● Set problem: For each line in the data below that holds "JSON", return a copy.
>>>>>
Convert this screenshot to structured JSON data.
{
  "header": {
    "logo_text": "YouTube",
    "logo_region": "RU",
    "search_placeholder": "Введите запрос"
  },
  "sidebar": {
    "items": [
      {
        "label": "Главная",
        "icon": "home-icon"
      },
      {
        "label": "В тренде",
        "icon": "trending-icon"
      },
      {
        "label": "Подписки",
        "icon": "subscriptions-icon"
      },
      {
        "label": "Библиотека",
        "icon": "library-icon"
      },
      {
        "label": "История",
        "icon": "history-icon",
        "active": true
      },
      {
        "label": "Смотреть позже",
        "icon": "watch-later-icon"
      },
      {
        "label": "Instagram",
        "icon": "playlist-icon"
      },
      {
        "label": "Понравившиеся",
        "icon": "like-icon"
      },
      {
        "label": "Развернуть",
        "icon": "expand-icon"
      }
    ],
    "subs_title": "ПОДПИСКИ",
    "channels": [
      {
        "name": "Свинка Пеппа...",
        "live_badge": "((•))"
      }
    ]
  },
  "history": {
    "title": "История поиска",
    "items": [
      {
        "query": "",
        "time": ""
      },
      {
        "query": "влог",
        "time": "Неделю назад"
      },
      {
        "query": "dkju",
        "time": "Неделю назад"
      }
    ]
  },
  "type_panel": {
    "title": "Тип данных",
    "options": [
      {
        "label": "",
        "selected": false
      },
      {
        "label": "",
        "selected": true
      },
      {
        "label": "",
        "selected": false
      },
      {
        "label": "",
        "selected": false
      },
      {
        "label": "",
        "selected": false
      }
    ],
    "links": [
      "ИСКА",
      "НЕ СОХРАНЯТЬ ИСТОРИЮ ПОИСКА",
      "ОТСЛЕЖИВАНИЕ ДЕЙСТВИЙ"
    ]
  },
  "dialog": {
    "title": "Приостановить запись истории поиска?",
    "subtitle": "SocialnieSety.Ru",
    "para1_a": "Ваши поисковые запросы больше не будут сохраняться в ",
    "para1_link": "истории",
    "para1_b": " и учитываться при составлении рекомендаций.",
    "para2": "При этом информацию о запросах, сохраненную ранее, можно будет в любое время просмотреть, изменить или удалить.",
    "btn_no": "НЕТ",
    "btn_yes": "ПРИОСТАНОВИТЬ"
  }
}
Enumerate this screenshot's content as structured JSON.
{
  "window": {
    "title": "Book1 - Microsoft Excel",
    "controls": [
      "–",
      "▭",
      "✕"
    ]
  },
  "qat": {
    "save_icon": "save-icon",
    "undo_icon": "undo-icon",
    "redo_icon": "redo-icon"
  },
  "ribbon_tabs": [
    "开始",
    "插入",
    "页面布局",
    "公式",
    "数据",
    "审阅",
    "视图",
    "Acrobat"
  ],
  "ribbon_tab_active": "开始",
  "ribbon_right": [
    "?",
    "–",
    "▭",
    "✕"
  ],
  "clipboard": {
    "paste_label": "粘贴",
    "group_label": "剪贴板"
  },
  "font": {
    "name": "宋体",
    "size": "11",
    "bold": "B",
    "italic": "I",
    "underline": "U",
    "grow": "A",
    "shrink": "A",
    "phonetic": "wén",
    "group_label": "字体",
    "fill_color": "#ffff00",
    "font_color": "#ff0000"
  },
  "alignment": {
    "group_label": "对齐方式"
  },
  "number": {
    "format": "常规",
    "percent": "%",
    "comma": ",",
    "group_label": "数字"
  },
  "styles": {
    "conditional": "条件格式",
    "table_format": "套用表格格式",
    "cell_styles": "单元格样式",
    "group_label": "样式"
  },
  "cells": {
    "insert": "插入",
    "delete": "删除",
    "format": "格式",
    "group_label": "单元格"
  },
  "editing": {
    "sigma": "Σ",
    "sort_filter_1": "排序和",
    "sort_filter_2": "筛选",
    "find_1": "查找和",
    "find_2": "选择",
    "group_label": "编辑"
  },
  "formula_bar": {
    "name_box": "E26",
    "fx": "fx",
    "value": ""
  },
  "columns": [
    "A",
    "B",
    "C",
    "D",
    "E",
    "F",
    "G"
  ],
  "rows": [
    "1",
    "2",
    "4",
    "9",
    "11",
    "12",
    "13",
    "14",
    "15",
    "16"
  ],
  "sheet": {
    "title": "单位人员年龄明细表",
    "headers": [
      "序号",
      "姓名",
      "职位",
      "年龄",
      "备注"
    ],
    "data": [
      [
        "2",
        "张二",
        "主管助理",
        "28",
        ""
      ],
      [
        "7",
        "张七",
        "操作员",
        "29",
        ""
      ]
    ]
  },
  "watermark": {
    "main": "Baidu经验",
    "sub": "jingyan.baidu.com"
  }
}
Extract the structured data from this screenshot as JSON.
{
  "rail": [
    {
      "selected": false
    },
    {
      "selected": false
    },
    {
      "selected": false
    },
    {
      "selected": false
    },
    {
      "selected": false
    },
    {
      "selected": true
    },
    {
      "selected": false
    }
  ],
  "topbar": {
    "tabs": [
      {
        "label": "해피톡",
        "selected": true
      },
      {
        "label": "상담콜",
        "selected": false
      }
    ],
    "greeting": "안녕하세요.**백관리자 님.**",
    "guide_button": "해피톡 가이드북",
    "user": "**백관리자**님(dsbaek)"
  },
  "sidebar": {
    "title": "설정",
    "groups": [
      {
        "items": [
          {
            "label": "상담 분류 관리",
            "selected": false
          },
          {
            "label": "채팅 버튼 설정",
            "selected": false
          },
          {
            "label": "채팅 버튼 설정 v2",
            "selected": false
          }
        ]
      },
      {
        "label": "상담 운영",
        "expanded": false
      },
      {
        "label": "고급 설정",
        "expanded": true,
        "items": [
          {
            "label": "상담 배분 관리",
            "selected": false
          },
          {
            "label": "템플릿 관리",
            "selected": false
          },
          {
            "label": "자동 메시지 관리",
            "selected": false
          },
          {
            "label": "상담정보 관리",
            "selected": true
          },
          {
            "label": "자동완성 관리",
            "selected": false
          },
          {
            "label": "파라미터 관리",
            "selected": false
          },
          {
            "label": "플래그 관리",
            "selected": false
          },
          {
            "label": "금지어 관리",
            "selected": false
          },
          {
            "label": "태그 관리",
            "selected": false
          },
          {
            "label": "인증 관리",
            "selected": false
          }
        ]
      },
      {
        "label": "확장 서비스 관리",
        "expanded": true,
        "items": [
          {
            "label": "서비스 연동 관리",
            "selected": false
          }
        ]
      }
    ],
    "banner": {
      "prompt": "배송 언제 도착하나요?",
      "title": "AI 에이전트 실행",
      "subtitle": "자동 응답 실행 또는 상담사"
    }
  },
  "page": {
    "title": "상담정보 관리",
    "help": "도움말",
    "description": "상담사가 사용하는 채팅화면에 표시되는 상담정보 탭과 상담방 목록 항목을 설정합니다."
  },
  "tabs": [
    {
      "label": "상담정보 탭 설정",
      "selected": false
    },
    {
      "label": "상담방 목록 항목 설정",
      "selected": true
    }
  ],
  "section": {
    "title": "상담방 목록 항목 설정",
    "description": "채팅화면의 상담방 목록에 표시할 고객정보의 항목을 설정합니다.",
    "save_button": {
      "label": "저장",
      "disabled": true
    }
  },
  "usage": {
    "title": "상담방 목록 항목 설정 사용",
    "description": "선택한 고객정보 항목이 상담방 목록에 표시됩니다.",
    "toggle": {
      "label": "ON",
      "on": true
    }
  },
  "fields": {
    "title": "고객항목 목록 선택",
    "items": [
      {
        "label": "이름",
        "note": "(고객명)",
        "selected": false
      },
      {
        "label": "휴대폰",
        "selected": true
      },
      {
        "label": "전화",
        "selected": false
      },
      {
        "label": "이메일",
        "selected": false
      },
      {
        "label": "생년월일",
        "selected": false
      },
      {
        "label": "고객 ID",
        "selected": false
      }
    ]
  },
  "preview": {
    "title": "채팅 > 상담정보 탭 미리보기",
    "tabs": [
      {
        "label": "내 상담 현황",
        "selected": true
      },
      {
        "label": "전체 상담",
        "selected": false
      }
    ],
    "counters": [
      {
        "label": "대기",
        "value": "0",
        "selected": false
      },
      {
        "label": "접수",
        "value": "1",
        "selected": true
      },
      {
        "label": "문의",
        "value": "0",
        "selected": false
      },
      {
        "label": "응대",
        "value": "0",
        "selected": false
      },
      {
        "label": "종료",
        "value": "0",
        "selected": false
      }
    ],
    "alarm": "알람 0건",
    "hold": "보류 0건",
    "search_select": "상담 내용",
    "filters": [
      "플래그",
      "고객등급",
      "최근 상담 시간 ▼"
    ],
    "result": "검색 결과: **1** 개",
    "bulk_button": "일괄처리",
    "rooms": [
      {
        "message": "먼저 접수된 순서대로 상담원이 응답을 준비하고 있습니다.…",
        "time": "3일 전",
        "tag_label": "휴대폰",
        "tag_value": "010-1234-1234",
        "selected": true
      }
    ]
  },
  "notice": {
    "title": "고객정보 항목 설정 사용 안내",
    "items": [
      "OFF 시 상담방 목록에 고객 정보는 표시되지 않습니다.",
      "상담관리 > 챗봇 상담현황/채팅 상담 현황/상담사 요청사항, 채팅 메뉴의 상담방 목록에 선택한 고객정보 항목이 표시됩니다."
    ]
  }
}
<<<<<
● Answer to this exercise:
Convert this screenshot to structured JSON data.
Enumerate this screenshot's content as structured JSON.
Extract the structured data from this screenshot as JSON.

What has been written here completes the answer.